## Begin Records shown

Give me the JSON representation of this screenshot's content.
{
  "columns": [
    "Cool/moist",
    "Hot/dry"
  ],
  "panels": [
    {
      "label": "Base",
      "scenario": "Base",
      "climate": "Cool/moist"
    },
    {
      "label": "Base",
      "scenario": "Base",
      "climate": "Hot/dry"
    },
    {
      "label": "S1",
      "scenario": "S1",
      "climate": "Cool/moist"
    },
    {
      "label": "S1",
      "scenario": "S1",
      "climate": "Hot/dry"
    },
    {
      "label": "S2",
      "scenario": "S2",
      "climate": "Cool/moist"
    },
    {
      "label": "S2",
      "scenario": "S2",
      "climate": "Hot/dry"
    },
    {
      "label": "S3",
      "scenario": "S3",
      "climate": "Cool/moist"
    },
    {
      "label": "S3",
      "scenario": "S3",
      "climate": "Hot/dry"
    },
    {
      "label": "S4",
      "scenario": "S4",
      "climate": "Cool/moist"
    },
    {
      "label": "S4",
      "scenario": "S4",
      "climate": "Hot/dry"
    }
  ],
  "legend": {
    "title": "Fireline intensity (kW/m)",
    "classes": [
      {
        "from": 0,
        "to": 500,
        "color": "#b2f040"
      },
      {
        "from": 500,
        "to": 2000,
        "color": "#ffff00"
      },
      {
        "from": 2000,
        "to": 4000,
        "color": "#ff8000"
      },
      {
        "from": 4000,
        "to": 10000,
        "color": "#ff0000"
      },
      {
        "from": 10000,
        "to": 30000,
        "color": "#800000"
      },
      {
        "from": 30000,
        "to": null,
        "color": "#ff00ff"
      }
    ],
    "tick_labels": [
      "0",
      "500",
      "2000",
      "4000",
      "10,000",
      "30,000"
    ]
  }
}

## End Records shown

Exercise: Each line above is to be repeated exactly.

Task solution:
Give me the JSON representation of this screenshot's content.
{
  "columns": [
    "Cool/moist",
    "Hot/dry"
  ],
  "panels": [
    {
      "label": "Base",
      "scenario": "Base",
      "climate": "Cool/moist"
    },
    {
      "label": "Base",
      "scenario": "Base",
      "climate": "Hot/dry"
    },
    {
      "label": "S1",
      "scenario": "S1",
      "climate": "Cool/moist"
    },
    {
      "label": "S1",
      "scenario": "S1",
      "climate": "Hot/dry"
    },
    {
      "label": "S2",
      "scenario": "S2",
      "climate": "Cool/moist"
    },
    {
      "label": "S2",
      "scenario": "S2",
      "climate": "Hot/dry"
    },
    {
      "label": "S3",
      "scenario": "S3",
      "climate": "Cool/moist"
    },
    {
      "label": "S3",
      "scenario": "S3",
      "climate": "Hot/dry"
    },
    {
      "label": "S4",
      "scenario": "S4",
      "climate": "Cool/moist"
    },
    {
      "label": "S4",
      "scenario": "S4",
      "climate": "Hot/dry"
    }
  ],
  "legend": {
    "title": "Fireline intensity (kW/m)",
    "classes": [
      {
        "from": 0,
        "to": 500,
        "color": "#b2f040"
      },
      {
        "from": 500,
        "to": 2000,
        "color": "#ffff00"
      },
      {
        "from": 2000,
        "to": 4000,
        "color": "#ff8000"
      },
      {
        "from": 4000,
        "to": 10000,
        "color": "#ff0000"
      },
      {
        "from": 10000,
        "to": 30000,
        "color": "#800000"
      },
      {
        "from": 30000,
        "to": null,
        "color": "#ff00ff"
      }
    ],
    "tick_labels": [
      "0",
      "500",
      "2000",
      "4000",
      "10,000",
      "30,000"
    ]
  }
}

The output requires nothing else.